Copy every line of the listing exactly.

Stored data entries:
+++

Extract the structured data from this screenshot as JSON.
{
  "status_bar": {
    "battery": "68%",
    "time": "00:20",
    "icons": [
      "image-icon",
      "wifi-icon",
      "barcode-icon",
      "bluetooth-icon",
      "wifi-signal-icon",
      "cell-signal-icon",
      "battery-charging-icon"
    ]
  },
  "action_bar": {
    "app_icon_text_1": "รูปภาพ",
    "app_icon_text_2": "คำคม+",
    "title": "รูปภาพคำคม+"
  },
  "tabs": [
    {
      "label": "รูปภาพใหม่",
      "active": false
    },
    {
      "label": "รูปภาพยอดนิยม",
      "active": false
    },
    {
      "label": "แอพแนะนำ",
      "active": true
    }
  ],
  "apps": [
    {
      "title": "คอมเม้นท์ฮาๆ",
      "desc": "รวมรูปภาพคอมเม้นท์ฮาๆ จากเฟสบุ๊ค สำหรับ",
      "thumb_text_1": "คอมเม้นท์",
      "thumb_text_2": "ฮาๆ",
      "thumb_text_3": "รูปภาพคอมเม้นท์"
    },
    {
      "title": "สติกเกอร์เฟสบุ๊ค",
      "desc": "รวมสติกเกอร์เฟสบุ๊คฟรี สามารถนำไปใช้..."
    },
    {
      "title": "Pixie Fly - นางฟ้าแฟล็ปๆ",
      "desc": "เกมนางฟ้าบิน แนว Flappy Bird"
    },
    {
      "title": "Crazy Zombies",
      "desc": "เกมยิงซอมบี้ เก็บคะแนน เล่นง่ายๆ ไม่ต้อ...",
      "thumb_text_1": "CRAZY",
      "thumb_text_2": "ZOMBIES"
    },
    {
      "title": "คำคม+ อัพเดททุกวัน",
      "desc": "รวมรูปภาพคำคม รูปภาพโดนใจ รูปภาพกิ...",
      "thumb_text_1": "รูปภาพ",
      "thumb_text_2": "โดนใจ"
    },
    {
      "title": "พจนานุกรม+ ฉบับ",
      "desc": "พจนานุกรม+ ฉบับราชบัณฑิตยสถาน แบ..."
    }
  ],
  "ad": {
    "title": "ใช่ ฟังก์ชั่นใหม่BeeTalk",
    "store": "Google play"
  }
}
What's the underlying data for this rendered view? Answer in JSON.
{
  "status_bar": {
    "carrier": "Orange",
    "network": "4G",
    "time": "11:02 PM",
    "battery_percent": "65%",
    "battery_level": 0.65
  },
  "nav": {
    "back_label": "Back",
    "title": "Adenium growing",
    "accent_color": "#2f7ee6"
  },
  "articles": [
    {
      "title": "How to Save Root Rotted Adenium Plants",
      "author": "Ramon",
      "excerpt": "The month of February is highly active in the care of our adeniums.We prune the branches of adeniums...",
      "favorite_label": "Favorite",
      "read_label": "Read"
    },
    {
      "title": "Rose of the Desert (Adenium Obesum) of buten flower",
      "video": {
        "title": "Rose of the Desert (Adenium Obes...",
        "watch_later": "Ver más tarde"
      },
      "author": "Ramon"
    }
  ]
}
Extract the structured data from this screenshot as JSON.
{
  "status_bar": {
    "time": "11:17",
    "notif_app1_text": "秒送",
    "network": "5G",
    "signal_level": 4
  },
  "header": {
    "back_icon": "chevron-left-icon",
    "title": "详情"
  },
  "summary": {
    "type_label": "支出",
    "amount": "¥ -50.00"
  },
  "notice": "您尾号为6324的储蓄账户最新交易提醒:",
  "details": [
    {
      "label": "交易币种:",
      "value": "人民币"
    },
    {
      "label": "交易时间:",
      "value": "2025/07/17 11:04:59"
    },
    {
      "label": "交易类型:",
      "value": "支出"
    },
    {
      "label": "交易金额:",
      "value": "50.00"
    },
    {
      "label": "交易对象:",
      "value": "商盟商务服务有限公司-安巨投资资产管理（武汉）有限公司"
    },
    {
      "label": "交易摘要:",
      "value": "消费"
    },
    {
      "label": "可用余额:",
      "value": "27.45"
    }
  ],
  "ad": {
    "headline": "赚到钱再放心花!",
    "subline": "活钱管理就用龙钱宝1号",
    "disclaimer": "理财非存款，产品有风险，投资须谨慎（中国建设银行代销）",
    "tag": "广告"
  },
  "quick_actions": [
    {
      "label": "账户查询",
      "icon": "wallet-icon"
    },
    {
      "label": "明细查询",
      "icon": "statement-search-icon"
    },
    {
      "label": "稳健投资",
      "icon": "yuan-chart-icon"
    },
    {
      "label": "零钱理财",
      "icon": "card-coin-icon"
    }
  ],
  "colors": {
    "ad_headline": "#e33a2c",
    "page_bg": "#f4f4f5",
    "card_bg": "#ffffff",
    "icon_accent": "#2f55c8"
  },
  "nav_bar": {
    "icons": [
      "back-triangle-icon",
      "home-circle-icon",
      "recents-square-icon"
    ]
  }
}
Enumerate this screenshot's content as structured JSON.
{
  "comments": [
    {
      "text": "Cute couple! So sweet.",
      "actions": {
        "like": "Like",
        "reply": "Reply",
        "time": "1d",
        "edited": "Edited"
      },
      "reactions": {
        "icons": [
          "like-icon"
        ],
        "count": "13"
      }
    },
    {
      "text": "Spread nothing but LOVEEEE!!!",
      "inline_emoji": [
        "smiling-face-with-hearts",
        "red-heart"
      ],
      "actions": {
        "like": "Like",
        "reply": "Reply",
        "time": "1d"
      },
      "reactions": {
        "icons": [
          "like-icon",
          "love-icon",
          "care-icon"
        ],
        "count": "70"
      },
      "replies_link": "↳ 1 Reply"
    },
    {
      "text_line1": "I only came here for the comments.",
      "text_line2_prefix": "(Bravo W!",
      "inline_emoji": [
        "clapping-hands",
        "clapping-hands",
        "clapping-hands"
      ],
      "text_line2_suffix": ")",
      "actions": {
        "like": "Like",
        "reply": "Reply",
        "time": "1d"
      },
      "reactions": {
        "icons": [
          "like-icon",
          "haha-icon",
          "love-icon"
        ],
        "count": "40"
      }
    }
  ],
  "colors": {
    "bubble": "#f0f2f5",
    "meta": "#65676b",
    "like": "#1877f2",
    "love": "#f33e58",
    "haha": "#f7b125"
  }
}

+++

Result of the task
Extract the structured data from this screenshot as JSON.
{
  "status_bar": {
    "battery": "68%",
    "time": "00:20",
    "icons": [
      "image-icon",
      "wifi-icon",
      "barcode-icon",
      "bluetooth-icon",
      "wifi-signal-icon",
      "cell-signal-icon",
      "battery-charging-icon"
    ]
  },
  "action_bar": {
    "app_icon_text_1": "รูปภาพ",
    "app_icon_text_2": "คำคม+",
    "title": "รูปภาพคำคม+"
  },
  "tabs": [
    {
      "label": "รูปภาพใหม่",
      "active": false
    },
    {
      "label": "รูปภาพยอดนิยม",
      "active": false
    },
    {
      "label": "แอพแนะนำ",
      "active": true
    }
  ],
  "apps": [
    {
      "title": "คอมเม้นท์ฮาๆ",
      "desc": "รวมรูปภาพคอมเม้นท์ฮาๆ จากเฟสบุ๊ค สำหรับ",
      "thumb_text_1": "คอมเม้นท์",
      "thumb_text_2": "ฮาๆ",
      "thumb_text_3": "รูปภาพคอมเม้นท์"
    },
    {
      "title": "สติกเกอร์เฟสบุ๊ค",
      "desc": "รวมสติกเกอร์เฟสบุ๊คฟรี สามารถนำไปใช้..."
    },
    {
      "title": "Pixie Fly - นางฟ้าแฟล็ปๆ",
      "desc": "เกมนางฟ้าบิน แนว Flappy Bird"
    },
    {
      "title": "Crazy Zombies",
      "desc": "เกมยิงซอมบี้ เก็บคะแนน เล่นง่ายๆ ไม่ต้อ...",
      "thumb_text_1": "CRAZY",
      "thumb_text_2": "ZOMBIES"
    },
    {
      "title": "คำคม+ อัพเดททุกวัน",
      "desc": "รวมรูปภาพคำคม รูปภาพโดนใจ รูปภาพกิ...",
      "thumb_text_1": "รูปภาพ",
      "thumb_text_2": "โดนใจ"
    },
    {
      "title": "พจนานุกรม+ ฉบับ",
      "desc": "พจนานุกรม+ ฉบับราชบัณฑิตยสถาน แบ..."
    }
  ],
  "ad": {
    "title": "ใช่ ฟังก์ชั่นใหม่BeeTalk",
    "store": "Google play"
  }
}
What's the underlying data for this rendered view? Answer in JSON.
{
  "status_bar": {
    "carrier": "Orange",
    "network": "4G",
    "time": "11:02 PM",
    "battery_percent": "65%",
    "battery_level": 0.65
  },
  "nav": {
    "back_label": "Back",
    "title": "Adenium growing",
    "accent_color": "#2f7ee6"
  },
  "articles": [
    {
      "title": "How to Save Root Rotted Adenium Plants",
      "author": "Ramon",
      "excerpt": "The month of February is highly active in the care of our adeniums.We prune the branches of adeniums...",
      "favorite_label": "Favorite",
      "read_label": "Read"
    },
    {
      "title": "Rose of the Desert (Adenium Obesum) of buten flower",
      "video": {
        "title": "Rose of the Desert (Adenium Obes...",
        "watch_later": "Ver más tarde"
      },
      "author": "Ramon"
    }
  ]
}
Extract the structured data from this screenshot as JSON.
{
  "status_bar": {
    "time": "11:17",
    "notif_app1_text": "秒送",
    "network": "5G",
    "signal_level": 4
  },
  "header": {
    "back_icon": "chevron-left-icon",
    "title": "详情"
  },
  "summary": {
    "type_label": "支出",
    "amount": "¥ -50.00"
  },
  "notice": "您尾号为6324的储蓄账户最新交易提醒:",
  "details": [
    {
      "label": "交易币种:",
      "value": "人民币"
    },
    {
      "label": "交易时间:",
      "value": "2025/07/17 11:04:59"
    },
    {
      "label": "交易类型:",
      "value": "支出"
    },
    {
      "label": "交易金额:",
      "value": "50.00"
    },
    {
      "label": "交易对象:",
      "value": "商盟商务服务有限公司-安巨投资资产管理（武汉）有限公司"
    },
    {
      "label": "交易摘要:",
      "value": "消费"
    },
    {
      "label": "可用余额:",
      "value": "27.45"
    }
  ],
  "ad": {
    "headline": "赚到钱再放心花!",
    "subline": "活钱管理就用龙钱宝1号",
    "disclaimer": "理财非存款，产品有风险，投资须谨慎（中国建设银行代销）",
    "tag": "广告"
  },
  "quick_actions": [
    {
      "label": "账户查询",
      "icon": "wallet-icon"
    },
    {
      "label": "明细查询",
      "icon": "statement-search-icon"
    },
    {
      "label": "稳健投资",
      "icon": "yuan-chart-icon"
    },
    {
      "label": "零钱理财",
      "icon": "card-coin-icon"
    }
  ],
  "colors": {
    "ad_headline": "#e33a2c",
    "page_bg": "#f4f4f5",
    "card_bg": "#ffffff",
    "icon_accent": "#2f55c8"
  },
  "nav_bar": {
    "icons": [
      "back-triangle-icon",
      "home-circle-icon",
      "recents-square-icon"
    ]
  }
}
Enumerate this screenshot's content as structured JSON.
{
  "comments": [
    {
      "text": "Cute couple! So sweet.",
      "actions": {
        "like": "Like",
        "reply": "Reply",
        "time": "1d",
        "edited": "Edited"
      },
      "reactions": {
        "icons": [
          "like-icon"
        ],
        "count": "13"
      }
    },
    {
      "text": "Spread nothing but LOVEEEE!!!",
      "inline_emoji": [
        "smiling-face-with-hearts",
        "red-heart"
      ],
      "actions": {
        "like": "Like",
        "reply": "Reply",
        "time": "1d"
      },
      "reactions": {
        "icons": [
          "like-icon",
          "love-icon",
          "care-icon"
        ],
        "count": "70"
      },
      "replies_link": "↳ 1 Reply"
    },
    {
      "text_line1": "I only came here for the comments.",
      "text_line2_prefix": "(Bravo W!",
      "inline_emoji": [
        "clapping-hands",
        "clapping-hands",
        "clapping-hands"
      ],
      "text_line2_suffix": ")",
      "actions": {
        "like": "Like",
        "reply": "Reply",
        "time": "1d"
      },
      "reactions": {
        "icons": [
          "like-icon",
          "haha-icon",
          "love-icon"
        ],
        "count": "40"
      }
    }
  ],
  "colors": {
    "bubble": "#f0f2f5",
    "meta": "#65676b",
    "like": "#1877f2",
    "love": "#f33e58",
    "haha": "#f7b125"
  }
}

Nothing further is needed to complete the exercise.